• [INSTRUCTIONS TO FOLLOW]
Retype all of the listing exactly, passing over any picture you find.

....

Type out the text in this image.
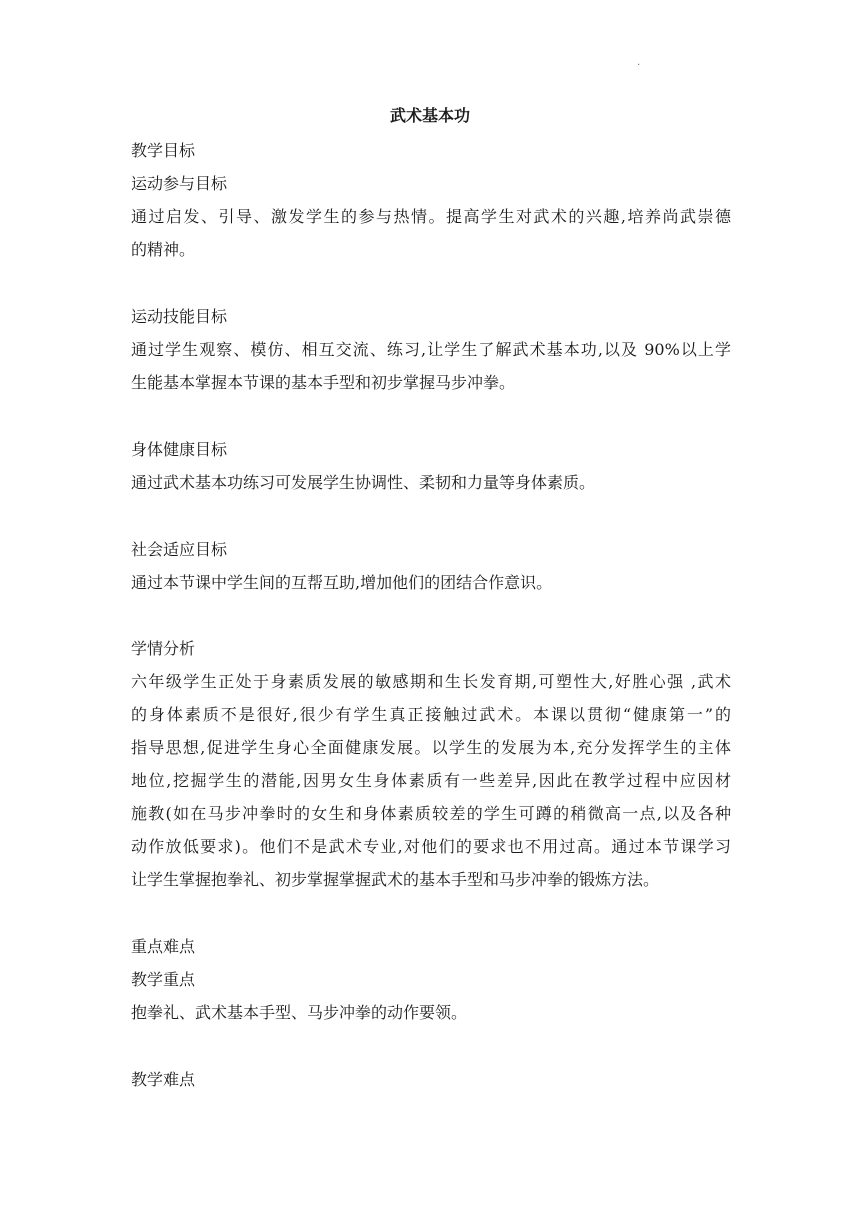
.
武术基本功
教学目标
运动参与目标
通过启发、引导、激发学生的参与热情。提高学生对武术的兴趣,培养尚武崇德
的精神。
运动技能目标
通过学生观察、模仿、相互交流、练习,让学生了解武术基本功,以及 90%以上学
生能基本掌握本节课的基本手型和初步掌握马步冲拳。
身体健康目标
通过武术基本功练习可发展学生协调性、柔韧和力量等身体素质。
社会适应目标
通过本节课中学生间的互帮互助,增加他们的团结合作意识。
学情分析
六年级学生正处于身素质发展的敏感期和生长发育期,可塑性大,好胜心强 ,武术
的身体素质不是很好,很少有学生真正接触过武术。本课以贯彻“健康第一”的
指导思想,促进学生身心全面健康发展。以学生的发展为本,充分发挥学生的主体
地位,挖掘学生的潜能,因男女生身体素质有一些差异,因此在教学过程中应因材
施教(如在马步冲拳时的女生和身体素质较差的学生可蹲的稍微高一点,以及各种
动作放低要求)。他们不是武术专业,对他们的要求也不用过高。通过本节课学习
让学生掌握抱拳礼、初步掌握掌握武术的基本手型和马步冲拳的锻炼方法。
重点难点
教学重点
抱拳礼、武术基本手型、马步冲拳的动作要领。
教学难点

....

• [THE RESPONSE]
Type out the text in this image.
.
武术基本功
教学目标
运动参与目标
通过启发、引导、激发学生的参与热情。提高学生对武术的兴趣,培养尚武崇德
的精神。
运动技能目标
通过学生观察、模仿、相互交流、练习,让学生了解武术基本功,以及 90%以上学
生能基本掌握本节课的基本手型和初步掌握马步冲拳。
身体健康目标
通过武术基本功练习可发展学生协调性、柔韧和力量等身体素质。
社会适应目标
通过本节课中学生间的互帮互助,增加他们的团结合作意识。
学情分析
六年级学生正处于身素质发展的敏感期和生长发育期,可塑性大,好胜心强 ,武术
的身体素质不是很好,很少有学生真正接触过武术。本课以贯彻“健康第一”的
指导思想,促进学生身心全面健康发展。以学生的发展为本,充分发挥学生的主体
地位,挖掘学生的潜能,因男女生身体素质有一些差异,因此在教学过程中应因材
施教(如在马步冲拳时的女生和身体素质较差的学生可蹲的稍微高一点,以及各种
动作放低要求)。他们不是武术专业,对他们的要求也不用过高。通过本节课学习
让学生掌握抱拳礼、初步掌握掌握武术的基本手型和马步冲拳的锻炼方法。
重点难点
教学重点
抱拳礼、武术基本手型、马步冲拳的动作要领。
教学难点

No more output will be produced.